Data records
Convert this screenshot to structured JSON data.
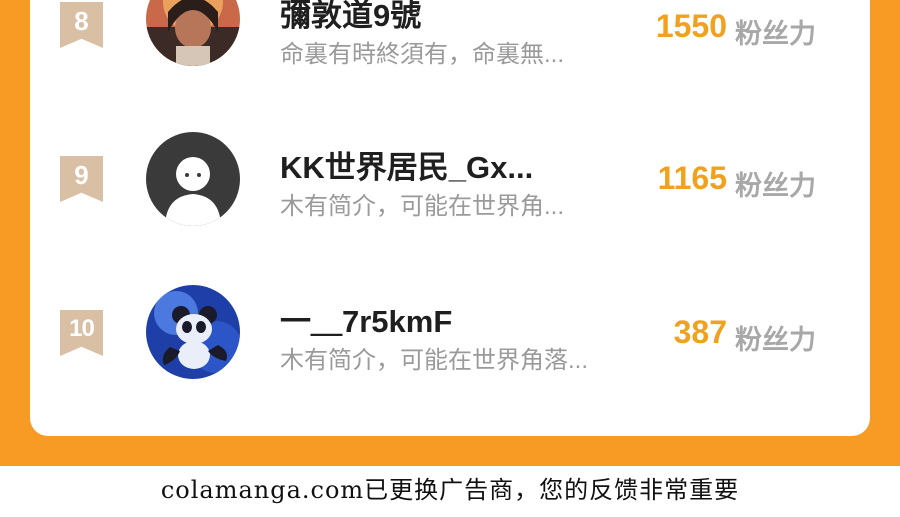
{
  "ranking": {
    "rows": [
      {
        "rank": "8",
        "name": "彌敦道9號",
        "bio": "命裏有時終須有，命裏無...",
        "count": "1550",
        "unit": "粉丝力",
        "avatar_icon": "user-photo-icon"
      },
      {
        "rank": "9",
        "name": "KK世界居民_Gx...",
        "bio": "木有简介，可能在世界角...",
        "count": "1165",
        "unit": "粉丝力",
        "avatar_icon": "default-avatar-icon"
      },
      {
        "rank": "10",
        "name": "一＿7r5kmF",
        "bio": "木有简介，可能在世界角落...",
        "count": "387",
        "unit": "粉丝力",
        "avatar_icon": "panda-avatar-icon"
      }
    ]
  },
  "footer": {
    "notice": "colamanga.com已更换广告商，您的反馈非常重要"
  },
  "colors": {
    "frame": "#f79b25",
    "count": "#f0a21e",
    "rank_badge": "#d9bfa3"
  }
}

** Written problem **
Locate each line containing the string "count" and show it.

** Written response **
        "count": "1550",
        "count": "1165",
        "count": "387",
    "count": "#f0a21e",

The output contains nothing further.